# What you have to do
Search the data for the word "SRMTID" and copy every line that contains it.

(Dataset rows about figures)
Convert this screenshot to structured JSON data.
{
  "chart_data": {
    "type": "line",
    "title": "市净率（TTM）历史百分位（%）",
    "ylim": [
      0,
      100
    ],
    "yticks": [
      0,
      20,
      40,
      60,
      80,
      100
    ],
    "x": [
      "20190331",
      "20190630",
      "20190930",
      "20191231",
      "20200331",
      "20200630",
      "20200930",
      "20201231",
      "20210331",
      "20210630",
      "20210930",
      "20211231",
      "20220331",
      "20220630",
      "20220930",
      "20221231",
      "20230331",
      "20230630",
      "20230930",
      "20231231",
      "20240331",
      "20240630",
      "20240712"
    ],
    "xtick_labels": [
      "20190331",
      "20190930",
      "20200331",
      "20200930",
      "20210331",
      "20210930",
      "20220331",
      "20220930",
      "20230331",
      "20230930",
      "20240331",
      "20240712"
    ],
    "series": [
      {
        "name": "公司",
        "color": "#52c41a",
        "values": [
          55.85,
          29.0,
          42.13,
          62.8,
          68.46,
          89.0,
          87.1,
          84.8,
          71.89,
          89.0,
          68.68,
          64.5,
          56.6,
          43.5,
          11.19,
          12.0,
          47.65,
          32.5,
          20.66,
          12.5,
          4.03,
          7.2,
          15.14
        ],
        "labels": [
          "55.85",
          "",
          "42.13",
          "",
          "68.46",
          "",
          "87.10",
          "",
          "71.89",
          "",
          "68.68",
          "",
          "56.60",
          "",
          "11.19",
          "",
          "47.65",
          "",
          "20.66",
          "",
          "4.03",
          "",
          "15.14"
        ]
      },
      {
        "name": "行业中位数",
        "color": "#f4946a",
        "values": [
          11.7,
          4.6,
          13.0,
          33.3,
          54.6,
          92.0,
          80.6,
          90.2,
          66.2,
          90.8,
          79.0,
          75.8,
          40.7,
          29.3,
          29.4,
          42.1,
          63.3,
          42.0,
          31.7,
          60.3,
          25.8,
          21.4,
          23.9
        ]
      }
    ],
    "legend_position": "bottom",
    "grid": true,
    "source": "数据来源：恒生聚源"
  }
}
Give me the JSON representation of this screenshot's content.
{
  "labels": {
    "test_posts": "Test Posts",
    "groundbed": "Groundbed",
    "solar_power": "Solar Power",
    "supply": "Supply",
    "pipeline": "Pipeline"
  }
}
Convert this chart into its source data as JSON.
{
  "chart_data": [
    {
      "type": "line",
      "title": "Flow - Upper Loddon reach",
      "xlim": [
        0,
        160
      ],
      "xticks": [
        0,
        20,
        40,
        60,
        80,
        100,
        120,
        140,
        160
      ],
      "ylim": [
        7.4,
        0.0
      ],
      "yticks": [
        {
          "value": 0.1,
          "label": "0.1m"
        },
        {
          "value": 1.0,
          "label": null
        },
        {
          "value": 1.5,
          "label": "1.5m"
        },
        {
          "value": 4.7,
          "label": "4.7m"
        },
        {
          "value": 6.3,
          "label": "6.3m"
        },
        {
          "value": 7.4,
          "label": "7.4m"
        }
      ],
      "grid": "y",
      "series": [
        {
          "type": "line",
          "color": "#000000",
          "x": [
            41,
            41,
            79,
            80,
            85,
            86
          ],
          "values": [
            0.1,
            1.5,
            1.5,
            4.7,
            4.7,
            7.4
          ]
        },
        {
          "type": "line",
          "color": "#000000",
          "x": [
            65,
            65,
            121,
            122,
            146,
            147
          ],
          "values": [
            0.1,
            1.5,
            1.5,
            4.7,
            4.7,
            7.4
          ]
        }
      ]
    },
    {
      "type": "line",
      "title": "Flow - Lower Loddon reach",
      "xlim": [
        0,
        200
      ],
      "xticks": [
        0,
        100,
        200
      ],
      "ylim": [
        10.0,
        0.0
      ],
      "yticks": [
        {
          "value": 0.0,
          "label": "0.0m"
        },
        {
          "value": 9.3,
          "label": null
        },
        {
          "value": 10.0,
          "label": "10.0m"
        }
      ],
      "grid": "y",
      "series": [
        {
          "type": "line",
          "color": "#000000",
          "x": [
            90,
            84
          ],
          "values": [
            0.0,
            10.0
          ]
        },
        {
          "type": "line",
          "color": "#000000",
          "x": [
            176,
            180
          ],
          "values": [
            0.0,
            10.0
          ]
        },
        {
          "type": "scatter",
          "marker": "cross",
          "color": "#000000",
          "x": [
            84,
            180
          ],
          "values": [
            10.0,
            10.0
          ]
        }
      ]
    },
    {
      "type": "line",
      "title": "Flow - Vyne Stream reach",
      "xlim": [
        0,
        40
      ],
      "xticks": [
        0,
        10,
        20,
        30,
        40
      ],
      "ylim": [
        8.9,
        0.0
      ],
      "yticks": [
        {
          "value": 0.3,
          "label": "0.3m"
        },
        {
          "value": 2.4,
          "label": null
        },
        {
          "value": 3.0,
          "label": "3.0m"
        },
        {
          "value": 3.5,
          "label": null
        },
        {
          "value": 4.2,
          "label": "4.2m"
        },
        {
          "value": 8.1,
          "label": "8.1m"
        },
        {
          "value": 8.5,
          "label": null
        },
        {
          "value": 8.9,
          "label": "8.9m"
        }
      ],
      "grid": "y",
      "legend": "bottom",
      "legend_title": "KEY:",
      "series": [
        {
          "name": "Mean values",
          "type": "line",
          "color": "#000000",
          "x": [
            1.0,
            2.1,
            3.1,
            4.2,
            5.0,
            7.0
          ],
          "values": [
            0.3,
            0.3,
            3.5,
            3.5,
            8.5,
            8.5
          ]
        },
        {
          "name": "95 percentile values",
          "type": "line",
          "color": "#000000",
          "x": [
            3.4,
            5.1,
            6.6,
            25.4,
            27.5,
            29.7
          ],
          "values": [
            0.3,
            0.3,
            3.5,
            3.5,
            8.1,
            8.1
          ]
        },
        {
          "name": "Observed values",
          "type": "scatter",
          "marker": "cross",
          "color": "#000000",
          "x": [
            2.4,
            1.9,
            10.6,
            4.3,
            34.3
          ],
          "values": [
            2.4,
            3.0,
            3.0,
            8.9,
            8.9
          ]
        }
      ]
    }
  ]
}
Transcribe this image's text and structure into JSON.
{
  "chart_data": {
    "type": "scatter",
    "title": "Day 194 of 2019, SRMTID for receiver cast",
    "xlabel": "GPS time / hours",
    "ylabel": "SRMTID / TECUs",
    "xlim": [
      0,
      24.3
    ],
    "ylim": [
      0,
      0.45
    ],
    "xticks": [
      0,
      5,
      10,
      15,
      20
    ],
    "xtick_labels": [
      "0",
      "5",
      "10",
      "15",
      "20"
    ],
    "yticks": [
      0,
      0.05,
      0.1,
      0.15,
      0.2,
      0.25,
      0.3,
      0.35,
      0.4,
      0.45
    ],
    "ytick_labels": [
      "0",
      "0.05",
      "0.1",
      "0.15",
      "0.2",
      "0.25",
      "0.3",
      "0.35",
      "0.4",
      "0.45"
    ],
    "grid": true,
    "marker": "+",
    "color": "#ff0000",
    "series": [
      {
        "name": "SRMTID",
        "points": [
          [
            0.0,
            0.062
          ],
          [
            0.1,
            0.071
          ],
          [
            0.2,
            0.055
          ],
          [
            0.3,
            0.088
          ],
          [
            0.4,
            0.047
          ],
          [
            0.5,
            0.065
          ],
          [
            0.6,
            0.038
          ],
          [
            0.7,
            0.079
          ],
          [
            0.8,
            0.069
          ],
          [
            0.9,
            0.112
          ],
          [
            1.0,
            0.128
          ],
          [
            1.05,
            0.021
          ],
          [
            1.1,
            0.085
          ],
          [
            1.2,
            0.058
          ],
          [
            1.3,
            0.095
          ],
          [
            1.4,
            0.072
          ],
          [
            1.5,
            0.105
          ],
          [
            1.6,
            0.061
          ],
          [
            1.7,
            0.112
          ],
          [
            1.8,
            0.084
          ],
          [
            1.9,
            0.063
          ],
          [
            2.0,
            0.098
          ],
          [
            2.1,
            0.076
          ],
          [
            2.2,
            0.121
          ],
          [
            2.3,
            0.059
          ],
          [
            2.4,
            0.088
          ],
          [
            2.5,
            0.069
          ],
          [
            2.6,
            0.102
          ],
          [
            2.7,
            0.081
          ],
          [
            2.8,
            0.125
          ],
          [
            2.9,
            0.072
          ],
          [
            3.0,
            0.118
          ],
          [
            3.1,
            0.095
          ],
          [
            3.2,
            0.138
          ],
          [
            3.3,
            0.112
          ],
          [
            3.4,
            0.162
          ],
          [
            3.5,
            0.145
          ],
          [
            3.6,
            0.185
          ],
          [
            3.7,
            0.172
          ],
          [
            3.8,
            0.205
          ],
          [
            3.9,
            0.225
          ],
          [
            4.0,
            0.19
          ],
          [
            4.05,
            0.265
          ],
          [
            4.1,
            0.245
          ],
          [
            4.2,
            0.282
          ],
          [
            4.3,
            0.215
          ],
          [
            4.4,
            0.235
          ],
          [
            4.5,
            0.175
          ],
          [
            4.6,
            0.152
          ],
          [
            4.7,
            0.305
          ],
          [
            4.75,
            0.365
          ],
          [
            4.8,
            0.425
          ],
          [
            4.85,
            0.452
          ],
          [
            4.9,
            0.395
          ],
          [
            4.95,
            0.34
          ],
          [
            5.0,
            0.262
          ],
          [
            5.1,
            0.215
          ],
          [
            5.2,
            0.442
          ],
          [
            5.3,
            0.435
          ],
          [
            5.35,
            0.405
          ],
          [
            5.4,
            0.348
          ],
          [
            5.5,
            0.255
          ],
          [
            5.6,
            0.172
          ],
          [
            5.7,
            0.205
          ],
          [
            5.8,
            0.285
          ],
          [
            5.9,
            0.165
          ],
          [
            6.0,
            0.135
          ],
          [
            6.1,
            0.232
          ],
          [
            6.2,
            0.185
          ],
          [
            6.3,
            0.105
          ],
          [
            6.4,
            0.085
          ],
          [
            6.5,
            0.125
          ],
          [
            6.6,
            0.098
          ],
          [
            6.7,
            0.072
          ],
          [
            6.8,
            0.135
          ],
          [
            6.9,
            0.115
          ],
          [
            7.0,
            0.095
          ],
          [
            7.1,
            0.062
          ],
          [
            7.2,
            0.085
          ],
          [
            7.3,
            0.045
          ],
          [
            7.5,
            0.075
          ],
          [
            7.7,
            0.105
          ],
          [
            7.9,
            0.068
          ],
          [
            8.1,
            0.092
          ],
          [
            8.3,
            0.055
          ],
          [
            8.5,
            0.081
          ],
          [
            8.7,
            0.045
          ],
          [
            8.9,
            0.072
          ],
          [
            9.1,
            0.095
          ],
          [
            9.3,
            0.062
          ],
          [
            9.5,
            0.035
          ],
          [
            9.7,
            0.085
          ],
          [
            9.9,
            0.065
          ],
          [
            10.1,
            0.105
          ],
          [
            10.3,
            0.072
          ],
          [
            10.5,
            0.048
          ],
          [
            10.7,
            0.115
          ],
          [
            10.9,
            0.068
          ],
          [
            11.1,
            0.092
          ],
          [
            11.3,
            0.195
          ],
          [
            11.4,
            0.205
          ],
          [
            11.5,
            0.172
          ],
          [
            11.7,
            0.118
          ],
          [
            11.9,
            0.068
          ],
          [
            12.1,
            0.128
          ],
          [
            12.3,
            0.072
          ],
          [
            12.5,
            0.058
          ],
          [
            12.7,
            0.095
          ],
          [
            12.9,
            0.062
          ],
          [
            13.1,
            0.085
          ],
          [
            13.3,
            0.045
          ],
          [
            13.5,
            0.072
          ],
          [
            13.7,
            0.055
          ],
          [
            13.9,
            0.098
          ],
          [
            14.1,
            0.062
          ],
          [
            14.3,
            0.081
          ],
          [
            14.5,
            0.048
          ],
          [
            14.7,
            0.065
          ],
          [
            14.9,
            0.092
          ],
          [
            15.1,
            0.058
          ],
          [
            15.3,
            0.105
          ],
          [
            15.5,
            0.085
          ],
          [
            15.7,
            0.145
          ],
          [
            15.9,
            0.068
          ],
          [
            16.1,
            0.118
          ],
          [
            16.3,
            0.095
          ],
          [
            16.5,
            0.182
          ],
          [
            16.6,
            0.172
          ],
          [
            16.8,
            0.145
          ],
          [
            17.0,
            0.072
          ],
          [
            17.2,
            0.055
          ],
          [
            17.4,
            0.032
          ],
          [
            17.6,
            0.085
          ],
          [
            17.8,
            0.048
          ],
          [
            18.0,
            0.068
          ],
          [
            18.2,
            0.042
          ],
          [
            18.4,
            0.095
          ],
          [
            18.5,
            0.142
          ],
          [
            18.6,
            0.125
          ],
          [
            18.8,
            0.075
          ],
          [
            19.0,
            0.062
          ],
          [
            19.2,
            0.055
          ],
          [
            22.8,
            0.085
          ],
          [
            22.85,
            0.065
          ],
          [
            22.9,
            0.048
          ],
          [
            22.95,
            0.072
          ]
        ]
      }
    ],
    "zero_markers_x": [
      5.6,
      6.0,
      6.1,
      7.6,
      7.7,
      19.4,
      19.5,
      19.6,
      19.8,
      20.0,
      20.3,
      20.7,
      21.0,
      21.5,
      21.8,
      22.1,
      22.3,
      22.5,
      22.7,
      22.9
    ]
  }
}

# Answer to this problem
    "title": "Day 194 of 2019, SRMTID for receiver cast",
    "ylabel": "SRMTID / TECUs",
        "name": "SRMTID",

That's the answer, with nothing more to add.